INPUT ROWS:
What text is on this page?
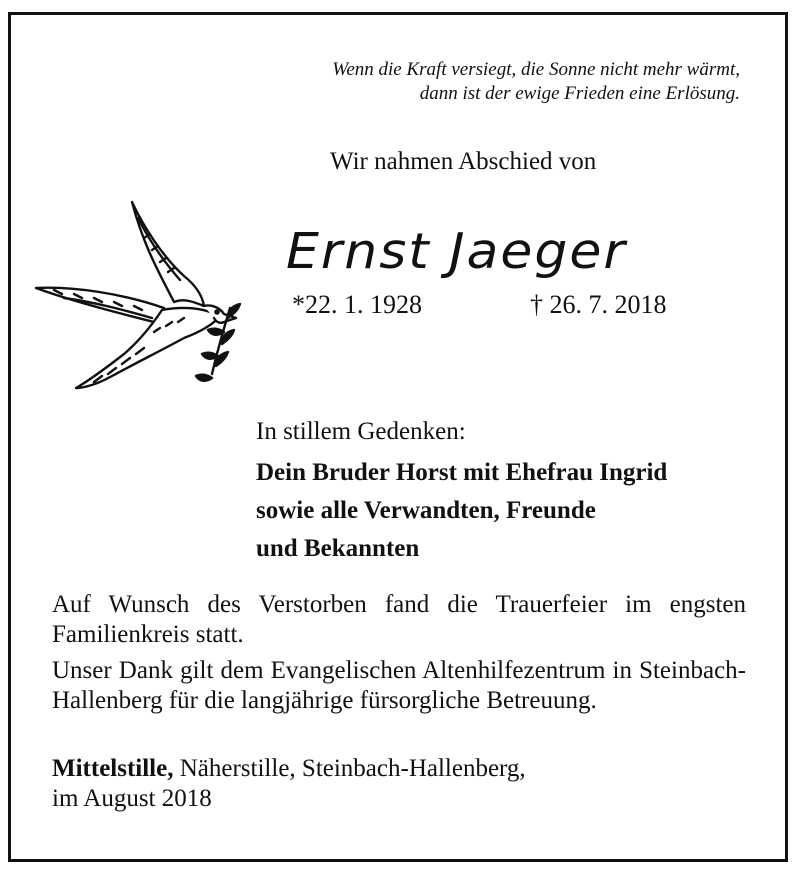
Wenn die Kraft versiegt, die Sonne nicht mehr wärmt,
dann ist der ewige Frieden eine Erlösung.
Wir nahmen Abschied von
Ernst Jaeger
*22. 1. 1928	† 26. 7. 2018
In stillem Gedenken:
Dein Bruder Horst mit Ehefrau Ingrid
sowie alle Verwandten, Freunde
und Bekannten

Auf Wunsch des Verstorben fand die Trauerfeier im engsten Familienkreis statt.

Unser Dank gilt dem Evangelischen Altenhilfezentrum in Steinbach-Hallenberg für die langjährige fürsorgliche Betreuung.

Mittelstille, Näherstille, Steinbach-Hallenberg,
im August 2018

WHAT YOU SHOULD DO: Which lines of the material contain the string "Steinbach"? List each of them.

CORRECT OUTPUT:
Unser Dank gilt dem Evangelischen Altenhilfezentrum in Steinbach-Hallenberg für die langjährige fürsorgliche Betreuung.
Mittelstille, Näherstille, Steinbach-Hallenberg,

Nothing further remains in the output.